*The exercise*: Render every line of the records below as a JSON list of strings, one string per line, with blank lines omitted and the pictures left out.

*Data section*:
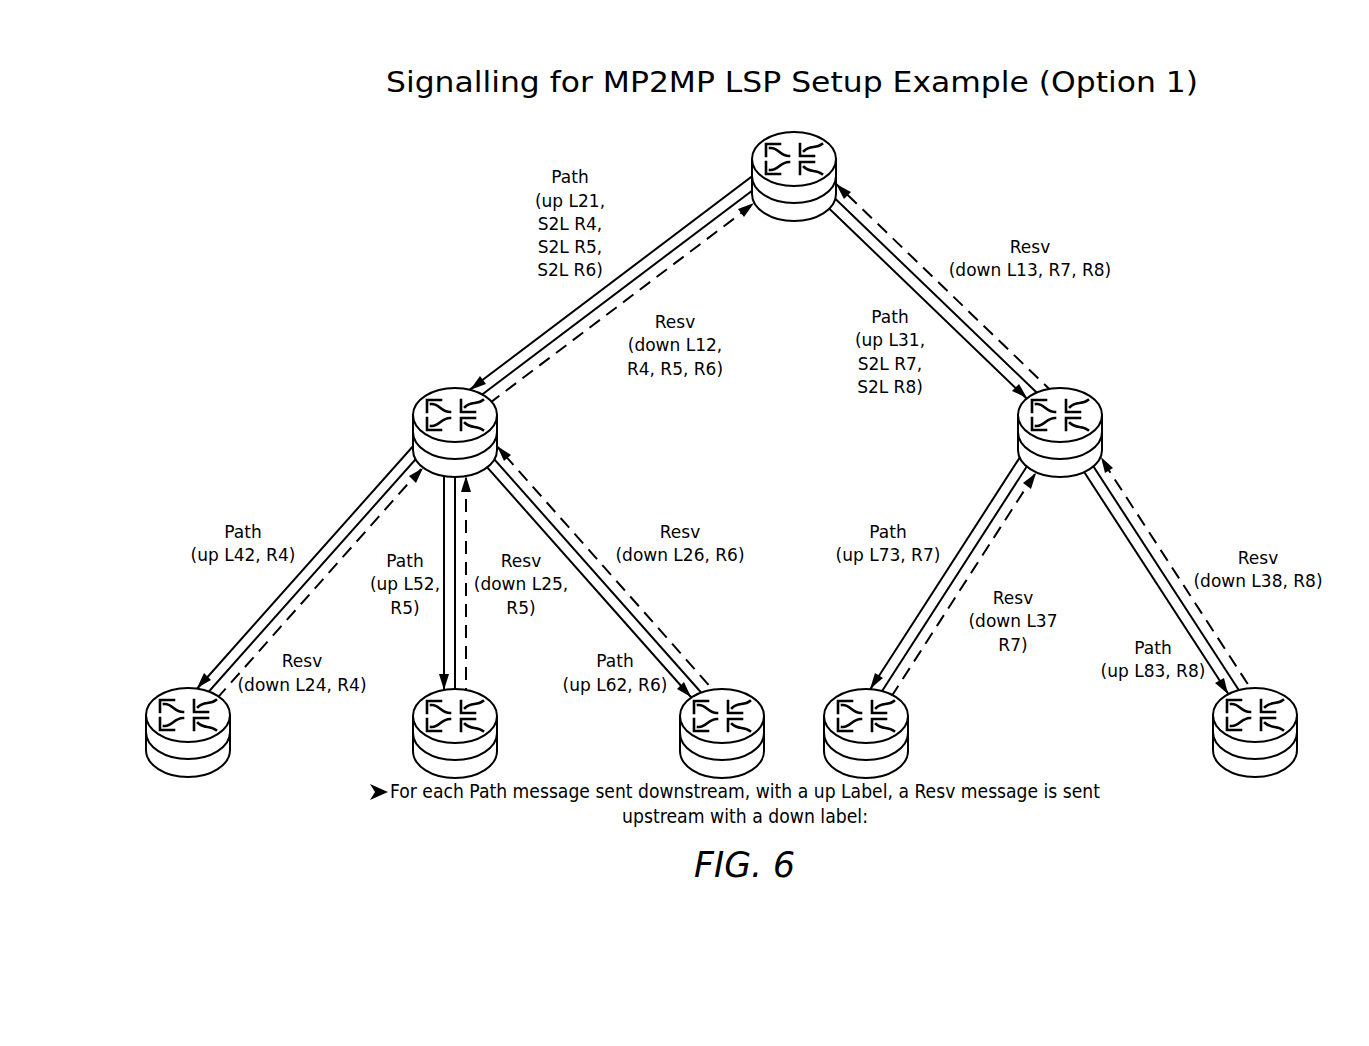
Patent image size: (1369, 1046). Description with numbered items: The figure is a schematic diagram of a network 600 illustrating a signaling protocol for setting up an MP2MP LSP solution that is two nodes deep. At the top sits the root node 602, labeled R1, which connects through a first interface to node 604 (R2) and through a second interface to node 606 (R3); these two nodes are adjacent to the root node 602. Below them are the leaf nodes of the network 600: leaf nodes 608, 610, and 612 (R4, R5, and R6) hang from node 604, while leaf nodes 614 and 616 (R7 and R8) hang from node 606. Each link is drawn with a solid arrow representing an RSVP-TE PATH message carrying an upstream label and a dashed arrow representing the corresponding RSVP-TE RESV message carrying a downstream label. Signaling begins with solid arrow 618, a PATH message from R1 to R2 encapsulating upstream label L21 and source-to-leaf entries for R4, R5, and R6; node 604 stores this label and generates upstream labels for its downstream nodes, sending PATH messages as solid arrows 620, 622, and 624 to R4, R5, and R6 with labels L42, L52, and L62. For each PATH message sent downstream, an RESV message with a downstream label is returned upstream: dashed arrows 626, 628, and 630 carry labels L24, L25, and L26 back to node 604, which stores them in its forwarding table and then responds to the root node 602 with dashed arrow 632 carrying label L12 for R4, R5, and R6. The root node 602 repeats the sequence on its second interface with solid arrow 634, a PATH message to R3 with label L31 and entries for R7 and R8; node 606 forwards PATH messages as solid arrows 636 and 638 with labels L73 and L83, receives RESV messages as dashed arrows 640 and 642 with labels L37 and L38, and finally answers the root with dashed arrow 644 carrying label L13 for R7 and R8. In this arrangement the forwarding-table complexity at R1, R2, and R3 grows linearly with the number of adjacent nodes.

The network 600 is at (428, 182).
The root node 602 is at (838, 161).
The node 604 is at (498, 425).
The node 606 is at (1103, 431).
The leaf node 608 is at (231, 731).
The leaf node 610 is at (498, 731).
The leaf node 612 is at (746, 693).
The leaf node 614 is at (909, 731).
The leaf node 616 is at (1298, 731).
The solid arrow 618 is at (532, 340).
The solid arrow 620 is at (346, 506).
The solid arrow 622 is at (442, 655).
The solid arrow 624 is at (617, 612).
The dashed arrow 626 is at (296, 615).
The dashed arrow 628 is at (469, 655).
The dashed arrow 630 is at (564, 498).
The dashed arrow 632 is at (698, 249).
The solid arrow 634 is at (882, 255).
The solid arrow 636 is at (998, 488).
The solid arrow 638 is at (1159, 585).
The dashed arrow 640 is at (995, 541).
The dashed arrow 642 is at (1150, 514).
The dashed arrow 644 is at (903, 243).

*Solution*:
[
  "Patent image size: (1369, 1046). Description with numbered items: The figure is a schematic diagram of a network 600 illustrating a signaling protocol for setting up an MP2MP LSP solution that is two nodes deep. At the top sits the root node 602, labeled R1, which connects through a first interface to node 604 (R2) and through a second interface to node 606 (R3); these two nodes are adjacent to the root node 602. Below them are the leaf nodes of the network 600: leaf nodes 608, 610, and 612 (R4, R5, and R6) hang from node 604, while leaf nodes 614 and 616 (R7 and R8) hang from node 606. Each link is drawn with a solid arrow representing an RSVP-TE PATH message carrying an upstream label and a dashed arrow representing the corresponding RSVP-TE RESV message carrying a downstream label. Signaling begins with solid arrow 618, a PATH message from R1 to R2 encapsulating upstream label L21 and source-to-leaf entries for R4, R5, and R6; node 604 stores this label and generates upstream labels for its downstream nodes, sending PATH messages as solid arrows 620, 622, and 624 to R4, R5, and R6 with labels L42, L52, and L62. For each PATH message sent downstream, an RESV message with a downstream label is returned upstream: dashed arrows 626, 628, and 630 carry labels L24, L25, and L26 back to node 604, which stores them in its forwarding table and then responds to the root node 602 with dashed arrow 632 carrying label L12 for R4, R5, and R6. The root node 602 repeats the sequence on its second interface with solid arrow 634, a PATH message to R3 with label L31 and entries for R7 and R8; node 606 forwards PATH messages as solid arrows 636 and 638 with labels L73 and L83, receives RESV messages as dashed arrows 640 and 642 with labels L37 and L38, and finally answers the root with dashed arrow 644 carrying label L13 for R7 and R8. In this arrangement the forwarding-table complexity at R1, R2, and R3 grows linearly with the number of adjacent nodes.",
  "The network 600 is at (428, 182).",
  "The root node 602 is at (838, 161).",
  "The node 604 is at (498, 425).",
  "The node 606 is at (1103, 431).",
  "The leaf node 608 is at (231, 731).",
  "The leaf node 610 is at (498, 731).",
  "The leaf node 612 is at (746, 693).",
  "The leaf node 614 is at (909, 731).",
  "The leaf node 616 is at (1298, 731).",
  "The solid arrow 618 is at (532, 340).",
  "The solid arrow 620 is at (346, 506).",
  "The solid arrow 622 is at (442, 655).",
  "The solid arrow 624 is at (617, 612).",
  "The dashed arrow 626 is at (296, 615).",
  "The dashed arrow 628 is at (469, 655).",
  "The dashed arrow 630 is at (564, 498).",
  "The dashed arrow 632 is at (698, 249).",
  "The solid arrow 634 is at (882, 255).",
  "The solid arrow 636 is at (998, 488).",
  "The solid arrow 638 is at (1159, 585).",
  "The dashed arrow 640 is at (995, 541).",
  "The dashed arrow 642 is at (1150, 514).",
  "The dashed arrow 644 is at (903, 243)."
]